● **Stated problem**: Rewrite the rows below as one numbered list, leaving out blank lines and the pictures.

## BEGIN Records for the task

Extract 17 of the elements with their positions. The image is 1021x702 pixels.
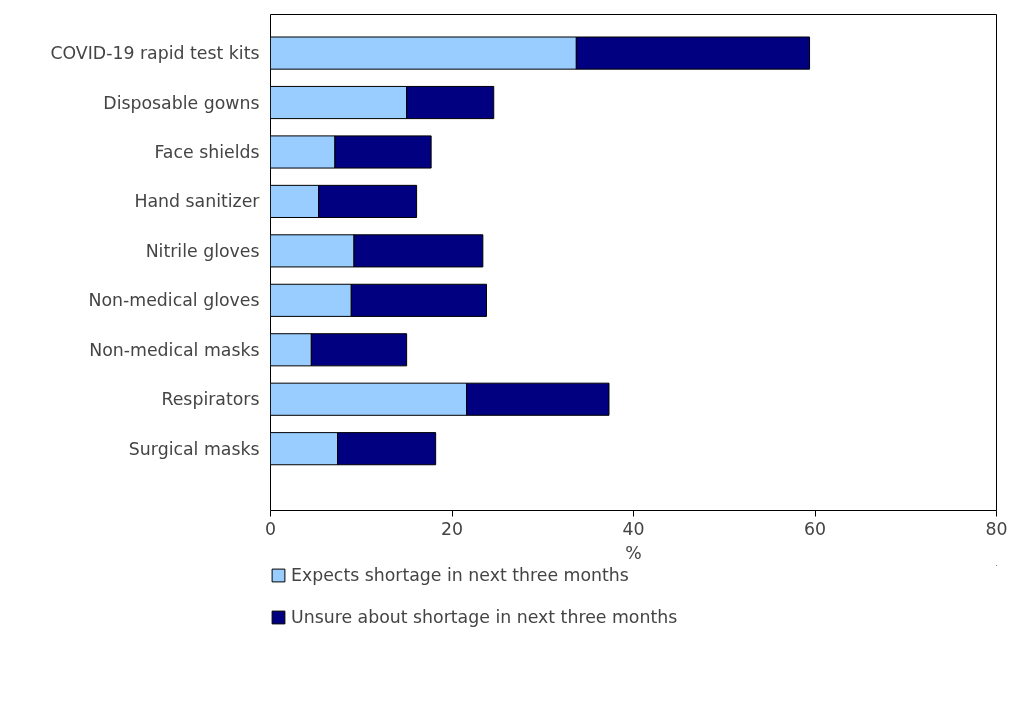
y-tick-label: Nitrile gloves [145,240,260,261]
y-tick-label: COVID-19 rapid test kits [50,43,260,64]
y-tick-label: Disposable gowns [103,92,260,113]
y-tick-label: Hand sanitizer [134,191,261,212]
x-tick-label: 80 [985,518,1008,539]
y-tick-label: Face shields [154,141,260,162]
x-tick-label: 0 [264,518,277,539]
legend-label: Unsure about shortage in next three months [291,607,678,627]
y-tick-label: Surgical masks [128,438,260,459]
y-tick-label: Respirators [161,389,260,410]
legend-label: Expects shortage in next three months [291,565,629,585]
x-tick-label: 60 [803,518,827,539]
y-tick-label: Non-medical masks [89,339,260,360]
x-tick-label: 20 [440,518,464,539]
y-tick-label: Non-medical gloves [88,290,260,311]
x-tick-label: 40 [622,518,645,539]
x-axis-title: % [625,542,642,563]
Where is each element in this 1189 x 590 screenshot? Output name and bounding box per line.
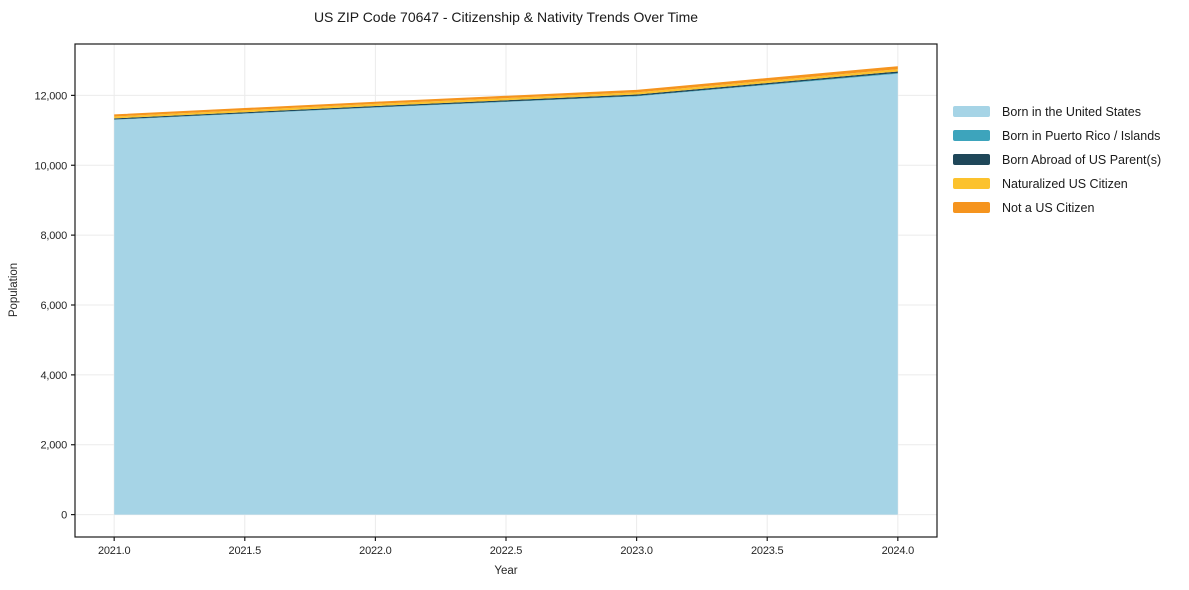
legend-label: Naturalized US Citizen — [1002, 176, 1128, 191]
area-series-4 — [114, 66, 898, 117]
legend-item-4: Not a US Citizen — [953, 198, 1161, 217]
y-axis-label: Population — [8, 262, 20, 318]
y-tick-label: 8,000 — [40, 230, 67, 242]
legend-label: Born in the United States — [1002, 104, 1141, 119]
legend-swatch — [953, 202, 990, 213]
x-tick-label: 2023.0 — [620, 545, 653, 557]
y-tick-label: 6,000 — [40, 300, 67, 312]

## END Records for the task

● **Complete answer**:
1. Extract 17 of the elements with their positions. The image is 1021x702 pixels.
2. y-tick-label: Nitrile gloves [145,240,260,261]
3. y-tick-label: COVID-19 rapid test kits [50,43,260,64]
4. y-tick-label: Disposable gowns [103,92,260,113]
5. y-tick-label: Hand sanitizer [134,191,261,212]
6. x-tick-label: 80 [985,518,1008,539]
7. y-tick-label: Face shields [154,141,260,162]
8. x-tick-label: 0 [264,518,277,539]
9. legend-label: Unsure about shortage in next three months [291,607,678,627]
10. y-tick-label: Surgical masks [128,438,260,459]
11. y-tick-label: Respirators [161,389,260,410]
12. legend-label: Expects shortage in next three months [291,565,629,585]
13. x-tick-label: 60 [803,518,827,539]
14. y-tick-label: Non-medical masks [89,339,260,360]
15. x-tick-label: 20 [440,518,464,539]
16. y-tick-label: Non-medical gloves [88,290,260,311]
17. x-tick-label: 40 [622,518,645,539]
18. x-axis-title: % [625,542,642,563]
19. Where is each element in this 1189 x 590 screenshot? Output name and bounding box per line.
20. legend-label: Naturalized US Citizen — [1002, 176, 1128, 191]
21. area-series-4 — [114, 66, 898, 117]
22. legend-item-4: Not a US Citizen — [953, 198, 1161, 217]
23. y-axis-label: Population — [8, 262, 20, 318]
24. y-tick-label: 8,000 — [40, 230, 67, 242]
25. legend-label: Born in the United States — [1002, 104, 1141, 119]
26. legend-swatch — [953, 202, 990, 213]
27. x-tick-label: 2023.0 — [620, 545, 653, 557]
28. y-tick-label: 6,000 — [40, 300, 67, 312]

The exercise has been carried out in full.